Copy out every record below with complete accuracy.

--- Start of RECORDS FOR THIS TASK ---

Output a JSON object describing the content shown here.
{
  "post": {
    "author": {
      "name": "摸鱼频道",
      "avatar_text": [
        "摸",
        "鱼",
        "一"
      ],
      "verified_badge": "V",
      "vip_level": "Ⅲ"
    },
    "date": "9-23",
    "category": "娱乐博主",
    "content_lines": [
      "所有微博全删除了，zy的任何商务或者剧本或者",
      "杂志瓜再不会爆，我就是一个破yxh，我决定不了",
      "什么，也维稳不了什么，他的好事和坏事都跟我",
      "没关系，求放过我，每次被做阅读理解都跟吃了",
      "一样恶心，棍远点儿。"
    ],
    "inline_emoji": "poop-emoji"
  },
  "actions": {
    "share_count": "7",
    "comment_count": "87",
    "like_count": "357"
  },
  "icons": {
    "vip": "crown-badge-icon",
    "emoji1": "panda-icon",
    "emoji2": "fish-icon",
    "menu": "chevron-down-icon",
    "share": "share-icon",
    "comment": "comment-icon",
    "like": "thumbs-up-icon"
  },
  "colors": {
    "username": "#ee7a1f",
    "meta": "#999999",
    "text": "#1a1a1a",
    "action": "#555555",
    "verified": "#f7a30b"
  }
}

--- End of RECORDS FOR THIS TASK ---

WRITTEN RESPONSE ::
Output a JSON object describing the content shown here.
{
  "post": {
    "author": {
      "name": "摸鱼频道",
      "avatar_text": [
        "摸",
        "鱼",
        "一"
      ],
      "verified_badge": "V",
      "vip_level": "Ⅲ"
    },
    "date": "9-23",
    "category": "娱乐博主",
    "content_lines": [
      "所有微博全删除了，zy的任何商务或者剧本或者",
      "杂志瓜再不会爆，我就是一个破yxh，我决定不了",
      "什么，也维稳不了什么，他的好事和坏事都跟我",
      "没关系，求放过我，每次被做阅读理解都跟吃了",
      "一样恶心，棍远点儿。"
    ],
    "inline_emoji": "poop-emoji"
  },
  "actions": {
    "share_count": "7",
    "comment_count": "87",
    "like_count": "357"
  },
  "icons": {
    "vip": "crown-badge-icon",
    "emoji1": "panda-icon",
    "emoji2": "fish-icon",
    "menu": "chevron-down-icon",
    "share": "share-icon",
    "comment": "comment-icon",
    "like": "thumbs-up-icon"
  },
  "colors": {
    "username": "#ee7a1f",
    "meta": "#999999",
    "text": "#1a1a1a",
    "action": "#555555",
    "verified": "#f7a30b"
  }
}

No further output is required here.